* _TASK TO CARRY OUT_:
Exact repetition of every entry is required.

* _STORED ROWS_:
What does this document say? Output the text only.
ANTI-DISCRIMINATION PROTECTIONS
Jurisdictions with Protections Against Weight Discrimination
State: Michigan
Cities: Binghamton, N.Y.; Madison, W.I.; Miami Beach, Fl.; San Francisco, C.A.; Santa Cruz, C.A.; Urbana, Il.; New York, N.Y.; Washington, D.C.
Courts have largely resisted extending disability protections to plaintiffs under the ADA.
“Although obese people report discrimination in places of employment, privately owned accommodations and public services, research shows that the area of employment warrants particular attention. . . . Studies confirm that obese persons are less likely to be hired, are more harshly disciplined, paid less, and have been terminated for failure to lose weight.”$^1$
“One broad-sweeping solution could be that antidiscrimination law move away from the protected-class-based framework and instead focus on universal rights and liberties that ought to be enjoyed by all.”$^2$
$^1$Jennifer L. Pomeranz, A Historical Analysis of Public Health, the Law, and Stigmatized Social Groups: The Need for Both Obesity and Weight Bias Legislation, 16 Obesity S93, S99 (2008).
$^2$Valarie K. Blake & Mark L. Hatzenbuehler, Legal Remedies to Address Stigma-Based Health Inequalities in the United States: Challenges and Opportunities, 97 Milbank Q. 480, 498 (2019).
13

* _REPLY TO THE TASK_:
What does this document say? Output the text only.
ANTI-DISCRIMINATION PROTECTIONS
Jurisdictions with Protections Against Weight Discrimination
State: Michigan
Cities: Binghamton, N.Y.; Madison, W.I.; Miami Beach, Fl.; San Francisco, C.A.; Santa Cruz, C.A.; Urbana, Il.; New York, N.Y.; Washington, D.C.
Courts have largely resisted extending disability protections to plaintiffs under the ADA.
“Although obese people report discrimination in places of employment, privately owned accommodations and public services, research shows that the area of employment warrants particular attention. . . . Studies confirm that obese persons are less likely to be hired, are more harshly disciplined, paid less, and have been terminated for failure to lose weight.”$^1$
“One broad-sweeping solution could be that antidiscrimination law move away from the protected-class-based framework and instead focus on universal rights and liberties that ought to be enjoyed by all.”$^2$
$^1$Jennifer L. Pomeranz, A Historical Analysis of Public Health, the Law, and Stigmatized Social Groups: The Need for Both Obesity and Weight Bias Legislation, 16 Obesity S93, S99 (2008).
$^2$Valarie K. Blake & Mark L. Hatzenbuehler, Legal Remedies to Address Stigma-Based Health Inequalities in the United States: Challenges and Opportunities, 97 Milbank Q. 480, 498 (2019).
13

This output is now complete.